Restate each line of the listing exactly, without carrying over any pictures.
# Provided data start
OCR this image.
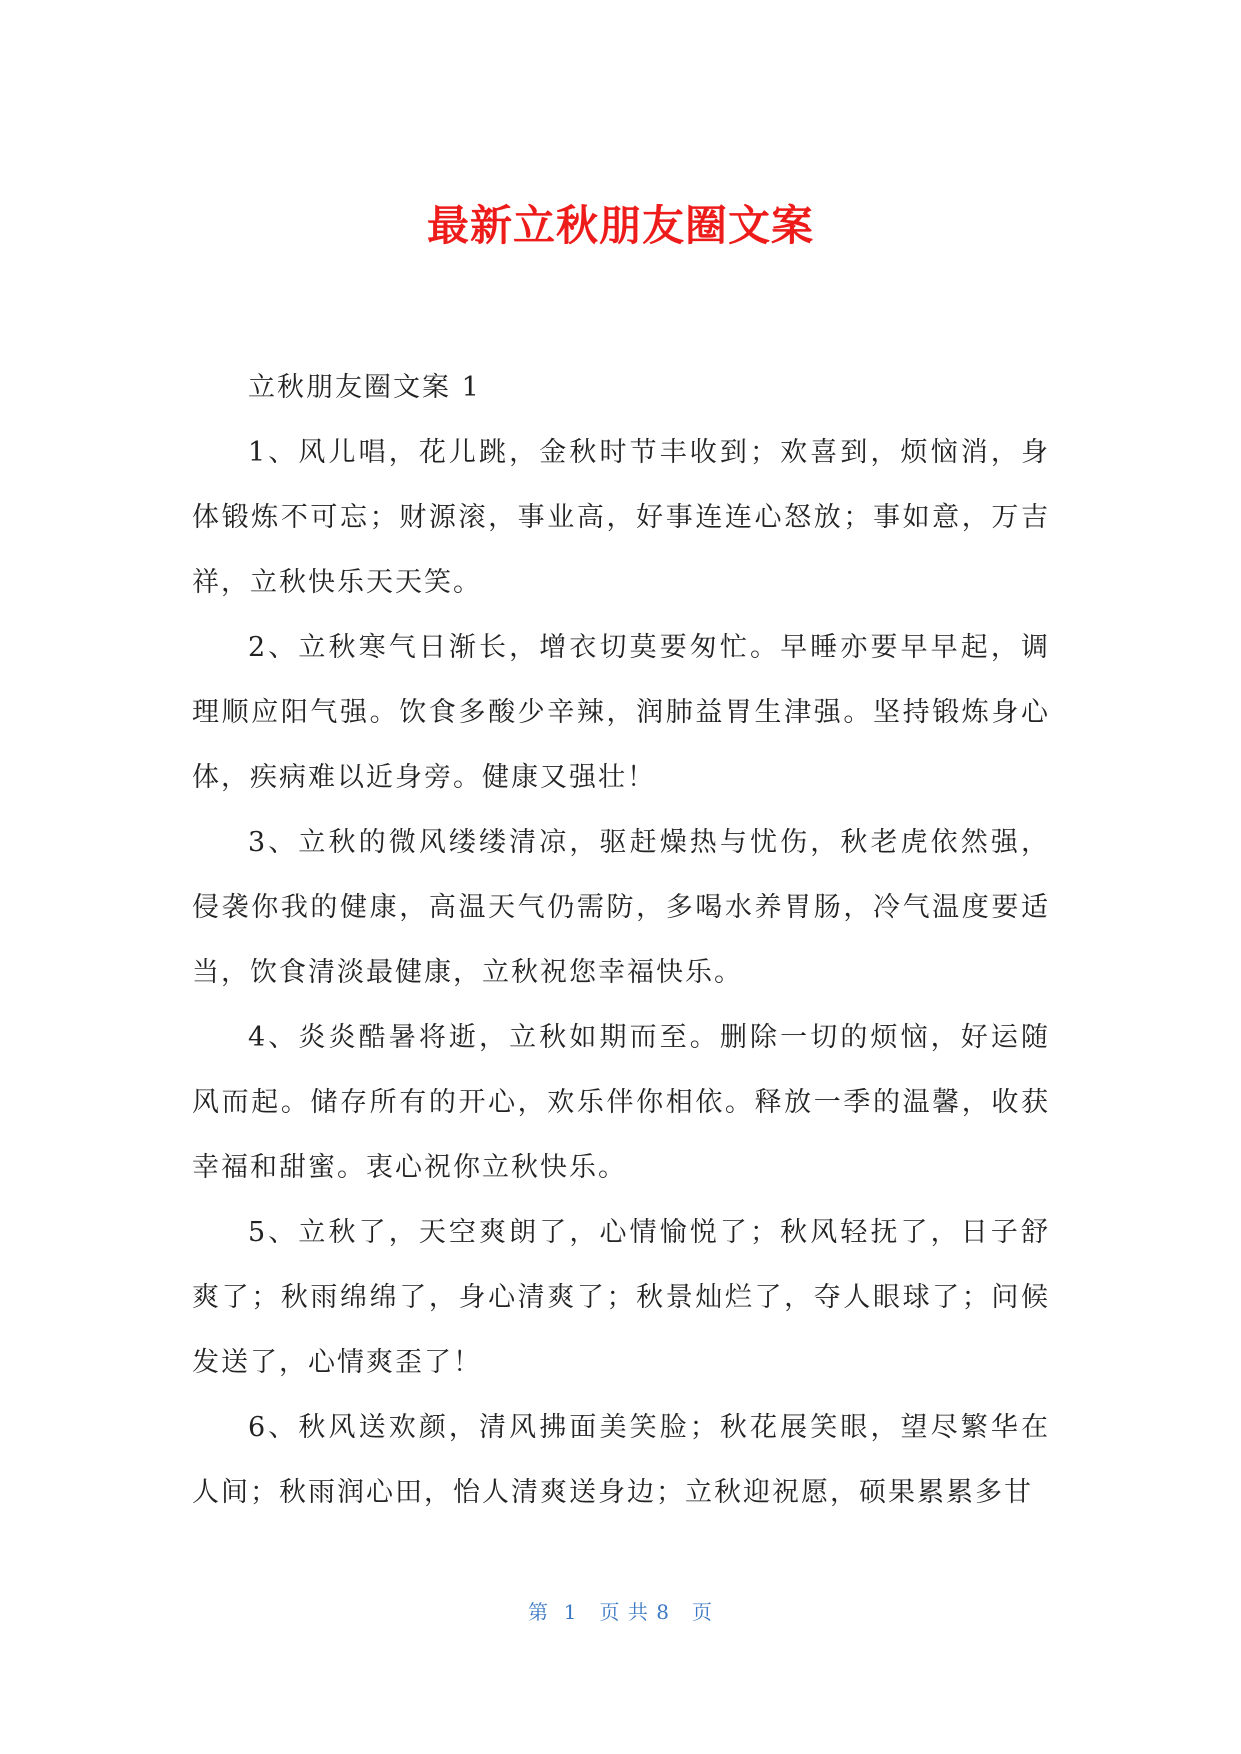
最新立秋朋友圈文案

立秋朋友圈文案 1

1、风儿唱，花儿跳，金秋时节丰收到；欢喜到，烦恼消，身体锻炼不可忘；财源滚，事业高，好事连连心怒放；事如意，万吉祥，立秋快乐天天笑。

2、立秋寒气日渐长，增衣切莫要匆忙。早睡亦要早早起，调理顺应阳气强。饮食多酸少辛辣，润肺益胃生津强。坚持锻炼身心体，疾病难以近身旁。健康又强壮！

3、立秋的微风缕缕清凉，驱赶燥热与忧伤，秋老虎依然强，侵袭你我的健康，高温天气仍需防，多喝水养胃肠，冷气温度要适当，饮食清淡最健康，立秋祝您幸福快乐。

4、炎炎酷暑将逝，立秋如期而至。删除一切的烦恼，好运随风而起。储存所有的开心，欢乐伴你相依。释放一季的温馨，收获幸福和甜蜜。衷心祝你立秋快乐。

5、立秋了，天空爽朗了，心情愉悦了；秋风轻抚了，日子舒爽了；秋雨绵绵了，身心清爽了；秋景灿烂了，夺人眼球了；问候发送了，心情爽歪了！

6、秋风送欢颜，清风拂面美笑脸；秋花展笑眼，望尽繁华在人间；秋雨润心田，怡人清爽送身边；立秋迎祝愿，硕果累累多甘

第  1   页 共 8   页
# Provided data end
» **Result below**:
OCR this image.
最新立秋朋友圈文案

立秋朋友圈文案 1

1、风儿唱，花儿跳，金秋时节丰收到；欢喜到，烦恼消，身体锻炼不可忘；财源滚，事业高，好事连连心怒放；事如意，万吉祥，立秋快乐天天笑。

2、立秋寒气日渐长，增衣切莫要匆忙。早睡亦要早早起，调理顺应阳气强。饮食多酸少辛辣，润肺益胃生津强。坚持锻炼身心体，疾病难以近身旁。健康又强壮！

3、立秋的微风缕缕清凉，驱赶燥热与忧伤，秋老虎依然强，侵袭你我的健康，高温天气仍需防，多喝水养胃肠，冷气温度要适当，饮食清淡最健康，立秋祝您幸福快乐。

4、炎炎酷暑将逝，立秋如期而至。删除一切的烦恼，好运随风而起。储存所有的开心，欢乐伴你相依。释放一季的温馨，收获幸福和甜蜜。衷心祝你立秋快乐。

5、立秋了，天空爽朗了，心情愉悦了；秋风轻抚了，日子舒爽了；秋雨绵绵了，身心清爽了；秋景灿烂了，夺人眼球了；问候发送了，心情爽歪了！

6、秋风送欢颜，清风拂面美笑脸；秋花展笑眼，望尽繁华在人间；秋雨润心田，怡人清爽送身边；立秋迎祝愿，硕果累累多甘

第  1   页 共 8   页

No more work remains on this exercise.